You can use custom value data types like struct or enum to model your app’s data. And, you can use @State and @Binding to manage updates to these values, as you did earlier in this tutorial.

Most apps also use classes to model data. SwiftUI provides a different mechanism to manage changes to class objects: ObservableObject, @StateObject, @ObservedObject and @EnvironmentObject. To practice using @ObservedObject, you’ll refactor TIL to use @StateObject and @ObservedObject to update ThingStore, which conforms to ObservableObject. You’ll see a lot of similarities, and a few differences, to using @State and @Binding.

Class and Structure

But, this section isn’t just to practice managing objects. ThingStore actually should be a class, not a structure.

@State and @Binding work well enough to update the ThingStore source of truth value in ContentView from AddThingView. But ThingStore isn’t the most natural use of a structure. For the way your app uses ThingStore, a class is a better fit.

A class is more suitable when you need shared mutable state like ThingStore. A structure is more suitable when you need multiple independent states like the Thing structures you’ll create later in this tutorial.

Bounding box prediction data:
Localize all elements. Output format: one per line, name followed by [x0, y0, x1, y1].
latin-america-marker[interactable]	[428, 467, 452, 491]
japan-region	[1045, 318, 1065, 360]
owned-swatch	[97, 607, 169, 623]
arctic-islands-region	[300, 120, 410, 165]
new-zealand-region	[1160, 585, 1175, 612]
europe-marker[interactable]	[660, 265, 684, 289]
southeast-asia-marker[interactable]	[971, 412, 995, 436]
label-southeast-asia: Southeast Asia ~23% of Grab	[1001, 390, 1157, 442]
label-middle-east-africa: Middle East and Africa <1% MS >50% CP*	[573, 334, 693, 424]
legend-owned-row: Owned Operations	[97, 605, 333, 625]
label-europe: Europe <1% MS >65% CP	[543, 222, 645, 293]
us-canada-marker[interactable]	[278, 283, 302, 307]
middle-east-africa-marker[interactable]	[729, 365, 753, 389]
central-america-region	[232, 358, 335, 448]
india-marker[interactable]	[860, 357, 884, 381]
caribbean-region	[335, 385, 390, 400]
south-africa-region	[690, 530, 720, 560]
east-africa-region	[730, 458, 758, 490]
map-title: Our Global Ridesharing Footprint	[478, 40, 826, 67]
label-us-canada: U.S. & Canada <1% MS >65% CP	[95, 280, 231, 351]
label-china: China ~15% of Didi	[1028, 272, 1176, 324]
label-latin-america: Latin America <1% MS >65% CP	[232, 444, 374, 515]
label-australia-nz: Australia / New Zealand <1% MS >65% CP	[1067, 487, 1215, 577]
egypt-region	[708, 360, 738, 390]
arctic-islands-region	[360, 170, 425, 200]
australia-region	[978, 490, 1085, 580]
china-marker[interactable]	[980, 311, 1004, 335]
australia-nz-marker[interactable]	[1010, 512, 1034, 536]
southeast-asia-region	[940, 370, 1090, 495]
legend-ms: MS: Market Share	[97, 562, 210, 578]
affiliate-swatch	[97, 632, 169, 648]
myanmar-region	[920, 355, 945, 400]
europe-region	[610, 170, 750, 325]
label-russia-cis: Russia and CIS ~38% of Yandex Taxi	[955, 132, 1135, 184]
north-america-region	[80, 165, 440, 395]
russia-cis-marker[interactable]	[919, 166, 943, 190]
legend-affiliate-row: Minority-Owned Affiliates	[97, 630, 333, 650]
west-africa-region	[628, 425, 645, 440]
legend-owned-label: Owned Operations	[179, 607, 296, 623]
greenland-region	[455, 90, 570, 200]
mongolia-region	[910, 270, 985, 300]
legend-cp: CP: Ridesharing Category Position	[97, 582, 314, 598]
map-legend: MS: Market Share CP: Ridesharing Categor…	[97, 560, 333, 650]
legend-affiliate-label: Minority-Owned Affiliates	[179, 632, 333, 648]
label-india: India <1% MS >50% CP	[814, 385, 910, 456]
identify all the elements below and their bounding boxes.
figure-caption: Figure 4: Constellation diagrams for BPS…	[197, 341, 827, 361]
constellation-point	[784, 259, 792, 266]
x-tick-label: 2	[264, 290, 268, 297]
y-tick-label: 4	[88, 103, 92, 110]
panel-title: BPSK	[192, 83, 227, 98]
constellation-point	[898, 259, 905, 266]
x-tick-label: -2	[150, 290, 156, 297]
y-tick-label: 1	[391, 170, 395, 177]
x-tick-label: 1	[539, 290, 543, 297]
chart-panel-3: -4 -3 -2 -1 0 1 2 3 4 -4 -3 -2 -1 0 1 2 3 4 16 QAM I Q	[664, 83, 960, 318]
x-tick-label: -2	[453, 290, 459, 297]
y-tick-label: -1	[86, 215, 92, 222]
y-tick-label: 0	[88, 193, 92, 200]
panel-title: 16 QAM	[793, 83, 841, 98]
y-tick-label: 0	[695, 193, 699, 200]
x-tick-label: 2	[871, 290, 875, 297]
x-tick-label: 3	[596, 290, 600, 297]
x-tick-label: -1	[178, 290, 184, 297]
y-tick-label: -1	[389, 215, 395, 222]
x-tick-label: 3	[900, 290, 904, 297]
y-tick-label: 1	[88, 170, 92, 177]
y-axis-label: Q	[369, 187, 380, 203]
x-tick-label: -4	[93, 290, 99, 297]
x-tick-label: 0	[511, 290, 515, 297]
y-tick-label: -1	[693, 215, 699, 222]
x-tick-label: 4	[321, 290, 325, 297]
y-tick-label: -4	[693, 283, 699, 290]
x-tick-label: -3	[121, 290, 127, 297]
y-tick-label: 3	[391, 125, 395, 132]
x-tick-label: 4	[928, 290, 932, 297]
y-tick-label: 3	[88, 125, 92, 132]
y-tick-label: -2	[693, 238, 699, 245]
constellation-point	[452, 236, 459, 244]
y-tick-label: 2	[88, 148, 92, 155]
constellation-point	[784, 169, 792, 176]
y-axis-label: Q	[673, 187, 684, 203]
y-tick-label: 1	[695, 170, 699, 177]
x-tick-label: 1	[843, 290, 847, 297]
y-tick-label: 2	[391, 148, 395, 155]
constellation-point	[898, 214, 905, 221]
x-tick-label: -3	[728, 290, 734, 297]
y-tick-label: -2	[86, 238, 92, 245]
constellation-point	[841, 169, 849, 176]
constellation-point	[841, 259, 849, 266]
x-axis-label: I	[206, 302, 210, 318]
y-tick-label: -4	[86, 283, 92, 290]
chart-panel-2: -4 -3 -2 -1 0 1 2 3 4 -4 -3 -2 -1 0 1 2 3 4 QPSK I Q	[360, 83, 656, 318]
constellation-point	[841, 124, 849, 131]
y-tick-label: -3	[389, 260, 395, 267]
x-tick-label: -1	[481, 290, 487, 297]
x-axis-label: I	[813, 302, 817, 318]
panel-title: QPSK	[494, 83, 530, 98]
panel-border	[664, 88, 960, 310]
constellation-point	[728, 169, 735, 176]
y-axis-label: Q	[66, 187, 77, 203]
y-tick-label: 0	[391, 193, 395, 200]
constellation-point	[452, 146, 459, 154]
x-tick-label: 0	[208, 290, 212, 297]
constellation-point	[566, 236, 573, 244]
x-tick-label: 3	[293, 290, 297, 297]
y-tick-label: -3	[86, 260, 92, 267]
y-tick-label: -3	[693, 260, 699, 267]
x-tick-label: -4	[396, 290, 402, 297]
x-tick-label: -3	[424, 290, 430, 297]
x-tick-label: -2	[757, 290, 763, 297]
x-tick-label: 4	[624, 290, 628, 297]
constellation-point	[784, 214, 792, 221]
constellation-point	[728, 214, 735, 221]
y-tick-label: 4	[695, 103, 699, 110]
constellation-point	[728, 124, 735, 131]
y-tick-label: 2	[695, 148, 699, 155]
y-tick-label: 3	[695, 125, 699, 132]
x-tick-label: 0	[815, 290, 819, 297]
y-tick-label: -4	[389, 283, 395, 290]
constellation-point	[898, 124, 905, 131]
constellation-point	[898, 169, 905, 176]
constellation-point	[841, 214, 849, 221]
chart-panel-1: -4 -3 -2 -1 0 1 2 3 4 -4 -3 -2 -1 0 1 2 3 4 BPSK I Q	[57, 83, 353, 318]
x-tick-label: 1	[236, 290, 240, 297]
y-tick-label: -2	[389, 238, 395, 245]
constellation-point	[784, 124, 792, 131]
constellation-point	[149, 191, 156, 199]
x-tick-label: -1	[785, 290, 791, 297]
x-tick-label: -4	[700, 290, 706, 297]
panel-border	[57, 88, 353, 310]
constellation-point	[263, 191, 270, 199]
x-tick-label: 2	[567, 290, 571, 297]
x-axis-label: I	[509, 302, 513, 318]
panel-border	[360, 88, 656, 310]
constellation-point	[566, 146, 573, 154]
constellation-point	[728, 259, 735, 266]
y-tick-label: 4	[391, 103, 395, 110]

__WHAT YOU HAVE TO DO__
Print the full text about SwiftUI class and structure data models without any changes. The records have nothing to do with this.

__RESULT__
You can use custom value data types like struct or enum to model your app’s data. And, you can use @State and @Binding to manage updates to these values, as you did earlier in this tutorial.

Most apps also use classes to model data. SwiftUI provides a different mechanism to manage changes to class objects: ObservableObject, @StateObject, @ObservedObject and @EnvironmentObject. To practice using @ObservedObject, you’ll refactor TIL to use @StateObject and @ObservedObject to update ThingStore, which conforms to ObservableObject. You’ll see a lot of similarities, and a few differences, to using @State and @Binding.

Class and Structure

But, this section isn’t just to practice managing objects. ThingStore actually should be a class, not a structure.

@State and @Binding work well enough to update the ThingStore source of truth value in ContentView from AddThingView. But ThingStore isn’t the most natural use of a structure. For the way your app uses ThingStore, a class is a better fit.

A class is more suitable when you need shared mutable state like ThingStore. A structure is more suitable when you need multiple independent states like the Thing structures you’ll create later in this tutorial.